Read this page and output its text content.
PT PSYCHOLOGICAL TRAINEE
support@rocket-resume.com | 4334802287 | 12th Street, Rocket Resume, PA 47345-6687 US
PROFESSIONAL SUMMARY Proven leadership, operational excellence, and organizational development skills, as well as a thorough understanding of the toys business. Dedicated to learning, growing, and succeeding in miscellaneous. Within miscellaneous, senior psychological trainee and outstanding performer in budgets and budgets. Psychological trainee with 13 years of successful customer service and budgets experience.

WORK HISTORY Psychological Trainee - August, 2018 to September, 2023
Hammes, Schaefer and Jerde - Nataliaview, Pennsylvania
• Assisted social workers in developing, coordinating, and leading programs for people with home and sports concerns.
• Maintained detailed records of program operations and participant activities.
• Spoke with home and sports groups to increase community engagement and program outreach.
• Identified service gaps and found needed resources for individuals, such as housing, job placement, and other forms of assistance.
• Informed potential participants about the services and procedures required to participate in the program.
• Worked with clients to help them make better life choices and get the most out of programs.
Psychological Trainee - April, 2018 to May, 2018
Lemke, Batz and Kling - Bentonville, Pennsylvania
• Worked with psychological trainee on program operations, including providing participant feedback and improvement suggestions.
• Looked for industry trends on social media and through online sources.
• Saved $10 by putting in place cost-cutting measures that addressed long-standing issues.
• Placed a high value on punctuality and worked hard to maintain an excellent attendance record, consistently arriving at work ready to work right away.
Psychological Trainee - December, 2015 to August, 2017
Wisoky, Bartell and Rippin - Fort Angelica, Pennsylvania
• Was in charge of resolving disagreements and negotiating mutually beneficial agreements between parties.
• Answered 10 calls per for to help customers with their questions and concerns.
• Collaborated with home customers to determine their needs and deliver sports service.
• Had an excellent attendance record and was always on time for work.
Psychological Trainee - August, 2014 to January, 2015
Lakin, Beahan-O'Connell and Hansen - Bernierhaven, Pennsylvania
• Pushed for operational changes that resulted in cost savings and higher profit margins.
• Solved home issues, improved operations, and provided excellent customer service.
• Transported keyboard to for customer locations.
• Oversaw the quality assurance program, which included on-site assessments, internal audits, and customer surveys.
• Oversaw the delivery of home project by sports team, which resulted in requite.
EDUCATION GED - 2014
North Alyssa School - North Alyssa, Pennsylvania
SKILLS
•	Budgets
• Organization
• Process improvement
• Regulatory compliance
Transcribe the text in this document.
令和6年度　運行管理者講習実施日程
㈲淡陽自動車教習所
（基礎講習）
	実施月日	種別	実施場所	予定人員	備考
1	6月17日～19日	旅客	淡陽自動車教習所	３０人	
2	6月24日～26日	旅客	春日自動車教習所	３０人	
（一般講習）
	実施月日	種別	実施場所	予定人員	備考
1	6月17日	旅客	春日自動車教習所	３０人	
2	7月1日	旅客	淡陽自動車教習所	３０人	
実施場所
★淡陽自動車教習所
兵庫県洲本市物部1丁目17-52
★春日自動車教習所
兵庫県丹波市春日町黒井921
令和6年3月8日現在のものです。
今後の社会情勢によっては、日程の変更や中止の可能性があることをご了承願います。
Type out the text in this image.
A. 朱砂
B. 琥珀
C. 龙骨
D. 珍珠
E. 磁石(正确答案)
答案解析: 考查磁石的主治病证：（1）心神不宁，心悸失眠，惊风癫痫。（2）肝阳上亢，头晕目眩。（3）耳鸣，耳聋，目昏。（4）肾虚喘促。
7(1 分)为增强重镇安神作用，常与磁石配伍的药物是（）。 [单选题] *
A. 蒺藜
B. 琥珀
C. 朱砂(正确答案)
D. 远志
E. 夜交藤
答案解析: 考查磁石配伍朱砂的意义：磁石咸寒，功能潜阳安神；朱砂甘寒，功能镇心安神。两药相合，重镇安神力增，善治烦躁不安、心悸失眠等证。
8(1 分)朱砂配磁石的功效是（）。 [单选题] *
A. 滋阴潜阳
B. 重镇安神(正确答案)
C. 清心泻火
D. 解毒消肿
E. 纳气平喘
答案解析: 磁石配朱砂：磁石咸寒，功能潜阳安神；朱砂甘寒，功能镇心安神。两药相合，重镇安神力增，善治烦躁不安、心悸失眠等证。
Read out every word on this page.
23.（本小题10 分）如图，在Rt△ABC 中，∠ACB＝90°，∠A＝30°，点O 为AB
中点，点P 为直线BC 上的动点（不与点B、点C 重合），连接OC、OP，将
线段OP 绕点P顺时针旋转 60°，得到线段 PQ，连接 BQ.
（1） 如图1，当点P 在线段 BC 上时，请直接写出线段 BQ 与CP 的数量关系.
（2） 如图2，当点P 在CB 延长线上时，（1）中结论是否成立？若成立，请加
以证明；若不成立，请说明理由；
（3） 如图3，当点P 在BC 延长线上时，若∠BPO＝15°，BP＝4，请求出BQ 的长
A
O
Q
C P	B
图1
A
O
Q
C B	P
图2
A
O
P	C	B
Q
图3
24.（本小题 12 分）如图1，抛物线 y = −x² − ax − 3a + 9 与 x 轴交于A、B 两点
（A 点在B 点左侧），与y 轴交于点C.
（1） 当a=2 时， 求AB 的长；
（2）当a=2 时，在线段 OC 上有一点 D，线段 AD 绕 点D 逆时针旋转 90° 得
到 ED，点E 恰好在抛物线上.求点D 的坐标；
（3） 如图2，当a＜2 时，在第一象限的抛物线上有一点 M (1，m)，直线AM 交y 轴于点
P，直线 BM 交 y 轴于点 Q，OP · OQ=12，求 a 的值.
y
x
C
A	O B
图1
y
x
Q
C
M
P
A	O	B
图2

+++++

Hand back the material above in full, exactly as written.

Problem solution:
Read this page and output its text content.
PT PSYCHOLOGICAL TRAINEE
support@rocket-resume.com | 4334802287 | 12th Street, Rocket Resume, PA 47345-6687 US
PROFESSIONAL SUMMARY Proven leadership, operational excellence, and organizational development skills, as well as a thorough understanding of the toys business. Dedicated to learning, growing, and succeeding in miscellaneous. Within miscellaneous, senior psychological trainee and outstanding performer in budgets and budgets. Psychological trainee with 13 years of successful customer service and budgets experience.

WORK HISTORY Psychological Trainee - August, 2018 to September, 2023
Hammes, Schaefer and Jerde - Nataliaview, Pennsylvania
• Assisted social workers in developing, coordinating, and leading programs for people with home and sports concerns.
• Maintained detailed records of program operations and participant activities.
• Spoke with home and sports groups to increase community engagement and program outreach.
• Identified service gaps and found needed resources for individuals, such as housing, job placement, and other forms of assistance.
• Informed potential participants about the services and procedures required to participate in the program.
• Worked with clients to help them make better life choices and get the most out of programs.
Psychological Trainee - April, 2018 to May, 2018
Lemke, Batz and Kling - Bentonville, Pennsylvania
• Worked with psychological trainee on program operations, including providing participant feedback and improvement suggestions.
• Looked for industry trends on social media and through online sources.
• Saved $10 by putting in place cost-cutting measures that addressed long-standing issues.
• Placed a high value on punctuality and worked hard to maintain an excellent attendance record, consistently arriving at work ready to work right away.
Psychological Trainee - December, 2015 to August, 2017
Wisoky, Bartell and Rippin - Fort Angelica, Pennsylvania
• Was in charge of resolving disagreements and negotiating mutually beneficial agreements between parties.
• Answered 10 calls per for to help customers with their questions and concerns.
• Collaborated with home customers to determine their needs and deliver sports service.
• Had an excellent attendance record and was always on time for work.
Psychological Trainee - August, 2014 to January, 2015
Lakin, Beahan-O'Connell and Hansen - Bernierhaven, Pennsylvania
• Pushed for operational changes that resulted in cost savings and higher profit margins.
• Solved home issues, improved operations, and provided excellent customer service.
• Transported keyboard to for customer locations.
• Oversaw the quality assurance program, which included on-site assessments, internal audits, and customer surveys.
• Oversaw the delivery of home project by sports team, which resulted in requite.
EDUCATION GED - 2014
North Alyssa School - North Alyssa, Pennsylvania
SKILLS
•	Budgets
• Organization
• Process improvement
• Regulatory compliance
Transcribe the text in this document.
令和6年度　運行管理者講習実施日程
㈲淡陽自動車教習所
（基礎講習）
	実施月日	種別	実施場所	予定人員	備考
1	6月17日～19日	旅客	淡陽自動車教習所	３０人	
2	6月24日～26日	旅客	春日自動車教習所	３０人	
（一般講習）
	実施月日	種別	実施場所	予定人員	備考
1	6月17日	旅客	春日自動車教習所	３０人	
2	7月1日	旅客	淡陽自動車教習所	３０人	
実施場所
★淡陽自動車教習所
兵庫県洲本市物部1丁目17-52
★春日自動車教習所
兵庫県丹波市春日町黒井921
令和6年3月8日現在のものです。
今後の社会情勢によっては、日程の変更や中止の可能性があることをご了承願います。
Type out the text in this image.
A. 朱砂
B. 琥珀
C. 龙骨
D. 珍珠
E. 磁石(正确答案)
答案解析: 考查磁石的主治病证：（1）心神不宁，心悸失眠，惊风癫痫。（2）肝阳上亢，头晕目眩。（3）耳鸣，耳聋，目昏。（4）肾虚喘促。
7(1 分)为增强重镇安神作用，常与磁石配伍的药物是（）。 [单选题] *
A. 蒺藜
B. 琥珀
C. 朱砂(正确答案)
D. 远志
E. 夜交藤
答案解析: 考查磁石配伍朱砂的意义：磁石咸寒，功能潜阳安神；朱砂甘寒，功能镇心安神。两药相合，重镇安神力增，善治烦躁不安、心悸失眠等证。
8(1 分)朱砂配磁石的功效是（）。 [单选题] *
A. 滋阴潜阳
B. 重镇安神(正确答案)
C. 清心泻火
D. 解毒消肿
E. 纳气平喘
答案解析: 磁石配朱砂：磁石咸寒，功能潜阳安神；朱砂甘寒，功能镇心安神。两药相合，重镇安神力增，善治烦躁不安、心悸失眠等证。
Read out every word on this page.
23.（本小题10 分）如图，在Rt△ABC 中，∠ACB＝90°，∠A＝30°，点O 为AB
中点，点P 为直线BC 上的动点（不与点B、点C 重合），连接OC、OP，将
线段OP 绕点P顺时针旋转 60°，得到线段 PQ，连接 BQ.
（1） 如图1，当点P 在线段 BC 上时，请直接写出线段 BQ 与CP 的数量关系.
（2） 如图2，当点P 在CB 延长线上时，（1）中结论是否成立？若成立，请加
以证明；若不成立，请说明理由；
（3） 如图3，当点P 在BC 延长线上时，若∠BPO＝15°，BP＝4，请求出BQ 的长
A
O
Q
C P	B
图1
A
O
Q
C B	P
图2
A
O
P	C	B
Q
图3
24.（本小题 12 分）如图1，抛物线 y = −x² − ax − 3a + 9 与 x 轴交于A、B 两点
（A 点在B 点左侧），与y 轴交于点C.
（1） 当a=2 时， 求AB 的长；
（2）当a=2 时，在线段 OC 上有一点 D，线段 AD 绕 点D 逆时针旋转 90° 得
到 ED，点E 恰好在抛物线上.求点D 的坐标；
（3） 如图2，当a＜2 时，在第一象限的抛物线上有一点 M (1，m)，直线AM 交y 轴于点
P，直线 BM 交 y 轴于点 Q，OP · OQ=12，求 a 的值.
y
x
C
A	O B
图1
y
x
Q
C
M
P
A	O	B
图2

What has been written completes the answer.